(Data items)
::::::::

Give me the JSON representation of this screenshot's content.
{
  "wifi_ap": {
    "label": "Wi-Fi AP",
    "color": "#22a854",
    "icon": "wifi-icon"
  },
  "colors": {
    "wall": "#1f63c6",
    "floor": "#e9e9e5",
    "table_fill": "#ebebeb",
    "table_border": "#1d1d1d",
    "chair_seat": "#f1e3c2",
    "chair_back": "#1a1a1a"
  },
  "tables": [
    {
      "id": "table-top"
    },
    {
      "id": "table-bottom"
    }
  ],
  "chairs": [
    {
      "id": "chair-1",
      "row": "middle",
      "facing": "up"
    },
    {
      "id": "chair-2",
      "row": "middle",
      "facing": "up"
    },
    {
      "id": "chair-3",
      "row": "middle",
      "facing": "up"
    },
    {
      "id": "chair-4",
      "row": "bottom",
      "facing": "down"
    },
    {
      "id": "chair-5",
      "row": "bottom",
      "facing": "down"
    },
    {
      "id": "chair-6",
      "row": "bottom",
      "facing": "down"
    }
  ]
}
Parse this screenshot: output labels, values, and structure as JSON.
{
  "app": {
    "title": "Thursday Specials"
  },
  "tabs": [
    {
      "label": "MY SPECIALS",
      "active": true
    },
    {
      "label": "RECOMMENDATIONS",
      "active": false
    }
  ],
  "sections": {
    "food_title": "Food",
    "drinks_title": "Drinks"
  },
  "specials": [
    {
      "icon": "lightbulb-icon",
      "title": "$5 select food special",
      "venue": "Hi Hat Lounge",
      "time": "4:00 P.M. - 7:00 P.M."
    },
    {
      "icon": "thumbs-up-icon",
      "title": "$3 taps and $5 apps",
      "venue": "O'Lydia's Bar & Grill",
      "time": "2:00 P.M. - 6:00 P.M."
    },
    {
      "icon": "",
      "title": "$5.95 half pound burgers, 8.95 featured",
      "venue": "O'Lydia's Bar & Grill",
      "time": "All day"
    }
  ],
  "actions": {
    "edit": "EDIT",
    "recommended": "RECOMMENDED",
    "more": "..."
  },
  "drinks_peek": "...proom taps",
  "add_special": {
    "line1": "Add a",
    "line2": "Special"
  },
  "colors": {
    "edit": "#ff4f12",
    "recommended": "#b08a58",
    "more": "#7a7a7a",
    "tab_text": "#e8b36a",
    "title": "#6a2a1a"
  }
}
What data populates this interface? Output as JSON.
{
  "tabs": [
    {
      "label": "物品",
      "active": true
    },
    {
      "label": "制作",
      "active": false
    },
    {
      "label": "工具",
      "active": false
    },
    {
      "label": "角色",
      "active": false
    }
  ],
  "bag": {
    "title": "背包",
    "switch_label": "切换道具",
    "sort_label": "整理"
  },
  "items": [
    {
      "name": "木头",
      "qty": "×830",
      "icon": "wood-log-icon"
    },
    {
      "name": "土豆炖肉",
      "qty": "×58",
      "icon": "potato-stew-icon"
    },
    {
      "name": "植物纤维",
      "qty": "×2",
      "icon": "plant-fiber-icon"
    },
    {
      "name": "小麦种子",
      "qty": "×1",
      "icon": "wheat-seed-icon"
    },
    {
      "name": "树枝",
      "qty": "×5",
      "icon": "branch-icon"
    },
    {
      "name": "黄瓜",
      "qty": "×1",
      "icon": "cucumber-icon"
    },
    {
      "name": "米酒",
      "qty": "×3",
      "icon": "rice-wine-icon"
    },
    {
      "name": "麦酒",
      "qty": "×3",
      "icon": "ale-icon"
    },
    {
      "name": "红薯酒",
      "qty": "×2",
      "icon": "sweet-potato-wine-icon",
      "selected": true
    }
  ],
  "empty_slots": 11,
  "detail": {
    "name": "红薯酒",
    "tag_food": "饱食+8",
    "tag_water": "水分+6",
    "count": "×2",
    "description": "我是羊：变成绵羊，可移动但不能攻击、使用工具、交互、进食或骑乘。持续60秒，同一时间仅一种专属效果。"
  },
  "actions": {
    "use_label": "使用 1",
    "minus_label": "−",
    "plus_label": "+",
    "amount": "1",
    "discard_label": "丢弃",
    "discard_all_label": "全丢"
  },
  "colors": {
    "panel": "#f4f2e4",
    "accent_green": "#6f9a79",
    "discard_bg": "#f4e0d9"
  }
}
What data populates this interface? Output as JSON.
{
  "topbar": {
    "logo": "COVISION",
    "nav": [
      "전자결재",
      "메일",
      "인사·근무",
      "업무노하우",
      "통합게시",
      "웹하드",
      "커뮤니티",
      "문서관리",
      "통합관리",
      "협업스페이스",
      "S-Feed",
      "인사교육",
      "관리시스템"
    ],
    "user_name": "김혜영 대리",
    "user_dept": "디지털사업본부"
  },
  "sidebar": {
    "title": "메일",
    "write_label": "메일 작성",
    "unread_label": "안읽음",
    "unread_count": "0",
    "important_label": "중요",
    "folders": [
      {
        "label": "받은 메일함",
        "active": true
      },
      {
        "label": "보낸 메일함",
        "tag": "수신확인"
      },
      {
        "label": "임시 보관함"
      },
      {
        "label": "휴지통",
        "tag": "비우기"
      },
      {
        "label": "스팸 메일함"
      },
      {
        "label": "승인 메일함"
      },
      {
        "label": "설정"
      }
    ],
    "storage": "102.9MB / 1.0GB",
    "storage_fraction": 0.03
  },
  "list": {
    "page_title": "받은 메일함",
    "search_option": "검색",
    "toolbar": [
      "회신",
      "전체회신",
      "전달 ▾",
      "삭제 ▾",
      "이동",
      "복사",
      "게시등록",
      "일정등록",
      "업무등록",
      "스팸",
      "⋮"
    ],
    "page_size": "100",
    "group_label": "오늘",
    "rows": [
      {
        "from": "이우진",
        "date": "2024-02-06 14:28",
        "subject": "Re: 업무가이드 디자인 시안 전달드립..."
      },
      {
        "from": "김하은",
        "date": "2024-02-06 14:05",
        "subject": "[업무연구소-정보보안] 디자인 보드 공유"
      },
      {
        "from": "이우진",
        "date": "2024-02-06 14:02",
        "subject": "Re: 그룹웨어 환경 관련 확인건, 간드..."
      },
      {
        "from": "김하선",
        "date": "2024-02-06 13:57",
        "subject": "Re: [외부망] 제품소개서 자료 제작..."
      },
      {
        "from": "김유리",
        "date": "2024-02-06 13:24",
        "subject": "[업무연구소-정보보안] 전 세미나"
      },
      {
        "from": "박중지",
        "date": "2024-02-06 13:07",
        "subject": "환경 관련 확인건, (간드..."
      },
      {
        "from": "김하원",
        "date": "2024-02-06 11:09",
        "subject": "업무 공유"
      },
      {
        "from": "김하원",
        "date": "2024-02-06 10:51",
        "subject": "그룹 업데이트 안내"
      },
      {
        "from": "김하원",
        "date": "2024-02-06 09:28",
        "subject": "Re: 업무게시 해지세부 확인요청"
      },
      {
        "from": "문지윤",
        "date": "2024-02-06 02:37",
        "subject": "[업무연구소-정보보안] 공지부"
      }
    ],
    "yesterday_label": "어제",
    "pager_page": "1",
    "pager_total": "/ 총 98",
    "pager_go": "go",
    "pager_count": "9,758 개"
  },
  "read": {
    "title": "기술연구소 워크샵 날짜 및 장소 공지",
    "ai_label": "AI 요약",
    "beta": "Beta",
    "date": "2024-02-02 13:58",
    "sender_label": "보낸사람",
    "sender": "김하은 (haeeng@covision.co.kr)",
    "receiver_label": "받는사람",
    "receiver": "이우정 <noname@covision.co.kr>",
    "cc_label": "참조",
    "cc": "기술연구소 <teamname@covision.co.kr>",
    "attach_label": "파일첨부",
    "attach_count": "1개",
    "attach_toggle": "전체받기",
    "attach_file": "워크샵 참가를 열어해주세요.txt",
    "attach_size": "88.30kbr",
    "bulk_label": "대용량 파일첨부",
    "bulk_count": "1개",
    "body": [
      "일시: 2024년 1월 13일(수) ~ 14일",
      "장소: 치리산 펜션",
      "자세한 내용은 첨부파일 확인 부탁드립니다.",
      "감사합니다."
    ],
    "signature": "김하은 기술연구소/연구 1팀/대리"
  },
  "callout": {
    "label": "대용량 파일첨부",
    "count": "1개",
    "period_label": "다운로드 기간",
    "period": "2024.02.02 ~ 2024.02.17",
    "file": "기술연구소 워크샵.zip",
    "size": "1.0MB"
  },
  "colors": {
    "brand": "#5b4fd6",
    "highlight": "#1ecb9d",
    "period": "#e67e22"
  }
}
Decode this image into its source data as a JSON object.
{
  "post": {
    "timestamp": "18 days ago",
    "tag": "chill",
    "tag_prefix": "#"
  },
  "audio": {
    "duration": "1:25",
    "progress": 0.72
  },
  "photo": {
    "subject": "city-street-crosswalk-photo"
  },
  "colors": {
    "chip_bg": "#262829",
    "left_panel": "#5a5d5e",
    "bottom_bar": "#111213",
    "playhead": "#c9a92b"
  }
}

::::::::

**DIRECTIONS FOR THIS TASK**
Make an exact copy of every line from the one with "Decode this image" to the end of the data, with the first and last of those lines included.

**ANSWER BELOW**
Decode this image into its source data as a JSON object.
{
  "post": {
    "timestamp": "18 days ago",
    "tag": "chill",
    "tag_prefix": "#"
  },
  "audio": {
    "duration": "1:25",
    "progress": 0.72
  },
  "photo": {
    "subject": "city-street-crosswalk-photo"
  },
  "colors": {
    "chip_bg": "#262829",
    "left_panel": "#5a5d5e",
    "bottom_bar": "#111213",
    "playhead": "#c9a92b"
  }
}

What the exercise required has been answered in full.